Records from a collection of figures:
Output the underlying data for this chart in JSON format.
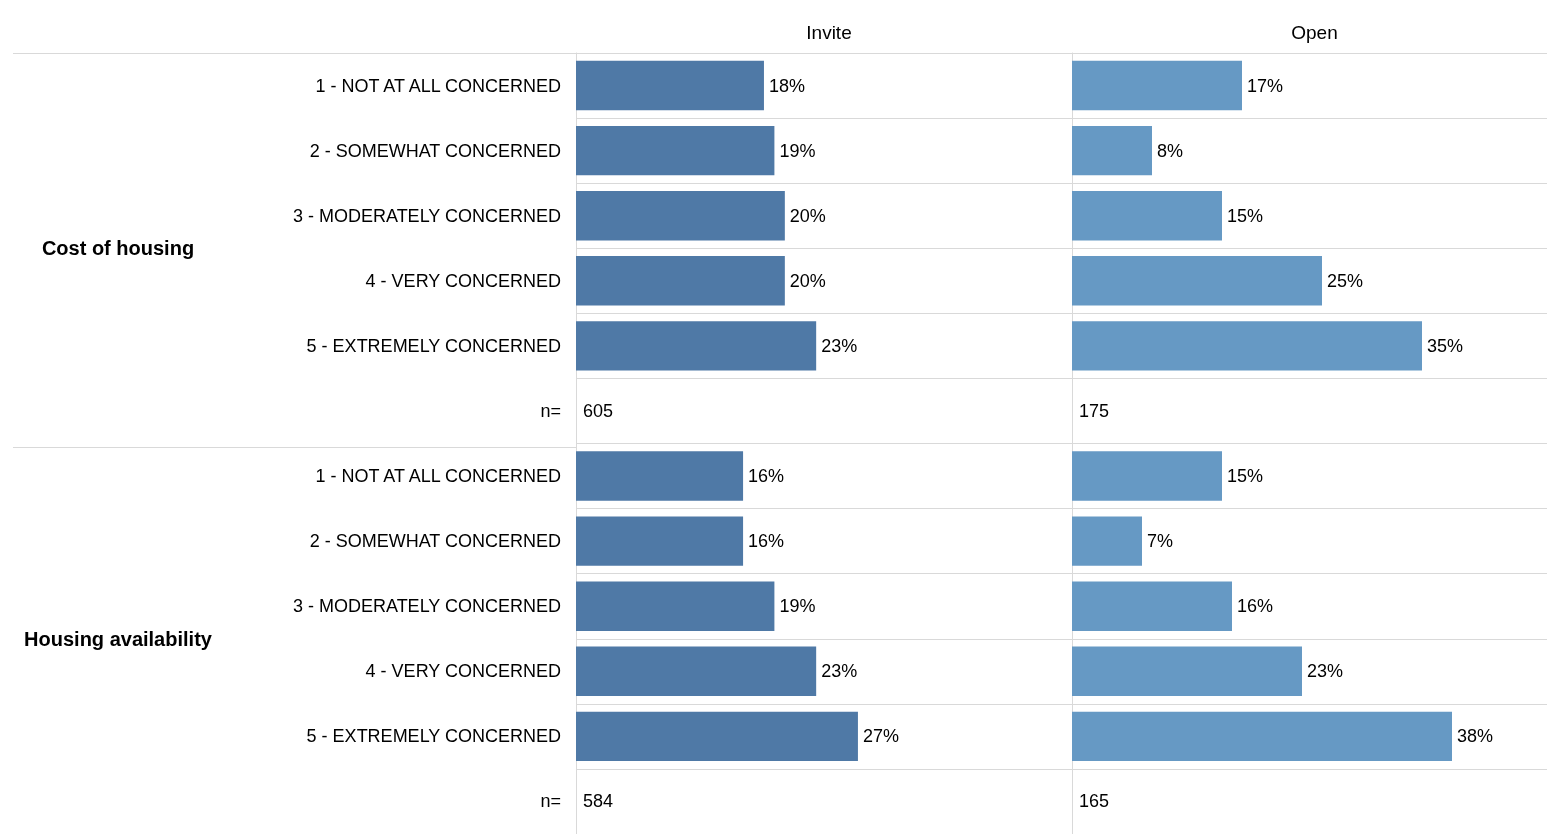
{
  "chart_data": [
    {
      "type": "bar",
      "orientation": "horizontal",
      "title": "Invite",
      "categories": [
        "1 - NOT AT ALL CONCERNED",
        "2 - SOMEWHAT CONCERNED",
        "3 - MODERATELY CONCERNED",
        "4 - VERY CONCERNED",
        "5 - EXTREMELY CONCERNED",
        "n=",
        "1 - NOT AT ALL CONCERNED",
        "2 - SOMEWHAT CONCERNED",
        "3 - MODERATELY CONCERNED",
        "4 - VERY CONCERNED",
        "5 - EXTREMELY CONCERNED",
        "n="
      ],
      "values": [
        18,
        19,
        20,
        20,
        23,
        null,
        16,
        16,
        19,
        23,
        27,
        null
      ],
      "value_labels": [
        "18%",
        "19%",
        "20%",
        "20%",
        "23%",
        "605",
        "16%",
        "16%",
        "19%",
        "23%",
        "27%",
        "584"
      ],
      "color": "#4f79a6",
      "grid": "y",
      "tick_labels": "y",
      "annotations": [
        "Cost of housing",
        "Housing availability"
      ]
    },
    {
      "type": "bar",
      "orientation": "horizontal",
      "title": "Open",
      "categories": [
        "1 - NOT AT ALL CONCERNED",
        "2 - SOMEWHAT CONCERNED",
        "3 - MODERATELY CONCERNED",
        "4 - VERY CONCERNED",
        "5 - EXTREMELY CONCERNED",
        "n=",
        "1 - NOT AT ALL CONCERNED",
        "2 - SOMEWHAT CONCERNED",
        "3 - MODERATELY CONCERNED",
        "4 - VERY CONCERNED",
        "5 - EXTREMELY CONCERNED",
        "n="
      ],
      "values": [
        17,
        8,
        15,
        25,
        35,
        null,
        15,
        7,
        16,
        23,
        38,
        null
      ],
      "value_labels": [
        "17%",
        "8%",
        "15%",
        "25%",
        "35%",
        "175",
        "15%",
        "7%",
        "16%",
        "23%",
        "38%",
        "165"
      ],
      "color": "#6699c4",
      "grid": "y",
      "tick_labels": false
    }
  ]
}
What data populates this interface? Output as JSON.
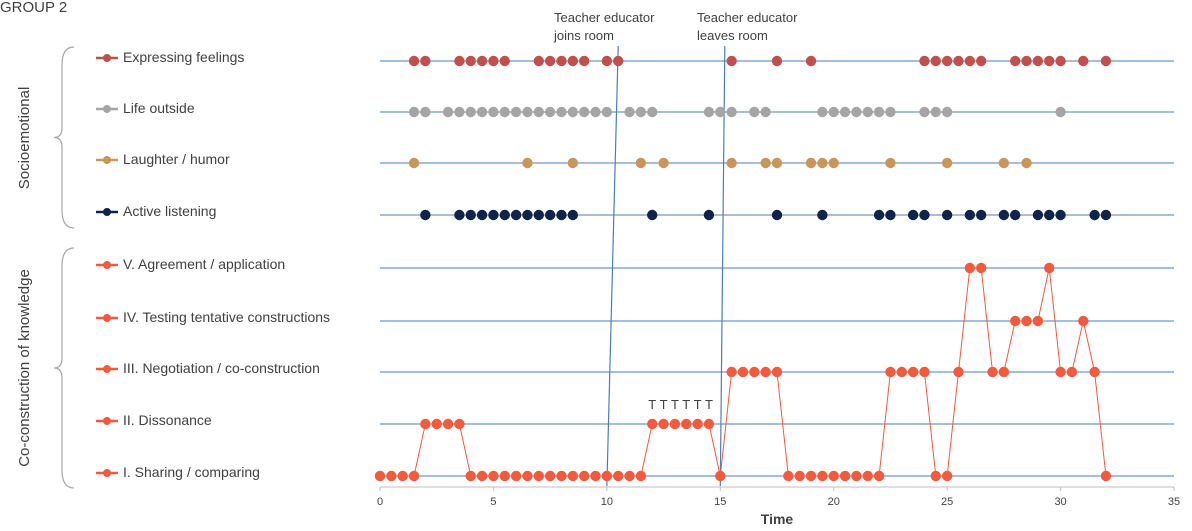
{
  "chart_data": {
    "type": "scatter",
    "title": "GROUP 2",
    "xlabel": "Time",
    "xlim": [
      0,
      35
    ],
    "xticks": [
      "0",
      "5",
      "10",
      "15",
      "20",
      "25",
      "30",
      "35"
    ],
    "groups": [
      "Socioemotional",
      "Co-construction of knowledge"
    ],
    "annotations": [
      "Teacher educator joins room",
      "Teacher educator leaves room"
    ],
    "annotation_lines": [
      {
        "x_bottom": 10,
        "x_top": 10.5
      },
      {
        "x_bottom": 15,
        "x_top": 15.2
      }
    ],
    "t_marks": {
      "label": "T",
      "x": [
        12,
        12.5,
        13,
        13.5,
        14,
        14.5
      ]
    },
    "socioemotional": [
      {
        "name": "Expressing feelings",
        "color": "#c0504d",
        "x": [
          1.5,
          2,
          3.5,
          4,
          4.5,
          5,
          5.5,
          7,
          7.5,
          8,
          8.5,
          9,
          10,
          10.5,
          15.5,
          17.5,
          19,
          24,
          24.5,
          25,
          25.5,
          26,
          26.5,
          28,
          28.5,
          29,
          29.5,
          30,
          31,
          32
        ]
      },
      {
        "name": "Life outside",
        "color": "#a5a5a5",
        "x": [
          1.5,
          2,
          3,
          3.5,
          4,
          4.5,
          5,
          5.5,
          6,
          6.5,
          7,
          7.5,
          8,
          8.5,
          9,
          9.5,
          10,
          11,
          11.5,
          12,
          14.5,
          15,
          15.5,
          16.5,
          17,
          19.5,
          20,
          20.5,
          21,
          21.5,
          22,
          22.5,
          24,
          24.5,
          25,
          30
        ]
      },
      {
        "name": "Laughter / humor",
        "color": "#c9965a",
        "x": [
          1.5,
          6.5,
          8.5,
          11.5,
          12.5,
          15.5,
          17,
          17.5,
          19,
          19.5,
          20,
          22.5,
          25,
          27.5,
          28.5
        ]
      },
      {
        "name": "Active listening",
        "color": "#10234b",
        "x": [
          2,
          3.5,
          4,
          4.5,
          5,
          5.5,
          6,
          6.5,
          7,
          7.5,
          8,
          8.5,
          12,
          14.5,
          17.5,
          19.5,
          22,
          22.5,
          23.5,
          24,
          25,
          26,
          26.5,
          27.5,
          28,
          29,
          29.5,
          30,
          31.5,
          32
        ]
      }
    ],
    "coconstruction": {
      "color": "#f15a3c",
      "levels": [
        "V. Agreement / application",
        "IV. Testing tentative constructions",
        "III. Negotiation / co-construction",
        "II. Dissonance",
        "I. Sharing / comparing"
      ],
      "points": [
        [
          0,
          1
        ],
        [
          0.5,
          1
        ],
        [
          1,
          1
        ],
        [
          1.5,
          1
        ],
        [
          2,
          2
        ],
        [
          2.5,
          2
        ],
        [
          3,
          2
        ],
        [
          3.5,
          2
        ],
        [
          4,
          1
        ],
        [
          4.5,
          1
        ],
        [
          5,
          1
        ],
        [
          5.5,
          1
        ],
        [
          6,
          1
        ],
        [
          6.5,
          1
        ],
        [
          7,
          1
        ],
        [
          7.5,
          1
        ],
        [
          8,
          1
        ],
        [
          8.5,
          1
        ],
        [
          9,
          1
        ],
        [
          9.5,
          1
        ],
        [
          10,
          1
        ],
        [
          10.5,
          1
        ],
        [
          11,
          1
        ],
        [
          11.5,
          1
        ],
        [
          12,
          2
        ],
        [
          12.5,
          2
        ],
        [
          13,
          2
        ],
        [
          13.5,
          2
        ],
        [
          14,
          2
        ],
        [
          14.5,
          2
        ],
        [
          15,
          1
        ],
        [
          15.5,
          3
        ],
        [
          16,
          3
        ],
        [
          16.5,
          3
        ],
        [
          17,
          3
        ],
        [
          17.5,
          3
        ],
        [
          18,
          1
        ],
        [
          18.5,
          1
        ],
        [
          19,
          1
        ],
        [
          19.5,
          1
        ],
        [
          20,
          1
        ],
        [
          20.5,
          1
        ],
        [
          21,
          1
        ],
        [
          21.5,
          1
        ],
        [
          22,
          1
        ],
        [
          22.5,
          3
        ],
        [
          23,
          3
        ],
        [
          23.5,
          3
        ],
        [
          24,
          3
        ],
        [
          24.5,
          1
        ],
        [
          25,
          1
        ],
        [
          25.5,
          3
        ],
        [
          26,
          5
        ],
        [
          26.5,
          5
        ],
        [
          27,
          3
        ],
        [
          27.5,
          3
        ],
        [
          28,
          4
        ],
        [
          28.5,
          4
        ],
        [
          29,
          4
        ],
        [
          29.5,
          5
        ],
        [
          30,
          3
        ],
        [
          30.5,
          3
        ],
        [
          31,
          4
        ],
        [
          31.5,
          3
        ],
        [
          32,
          1
        ]
      ]
    }
  }
}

▶ [PROBLEM DESCRIPTION]
Return all the lines that contain the string "title".

▶ [RESULT]
      "title": "Invite",
      "title": "Open",
    "title": "GROUP 2",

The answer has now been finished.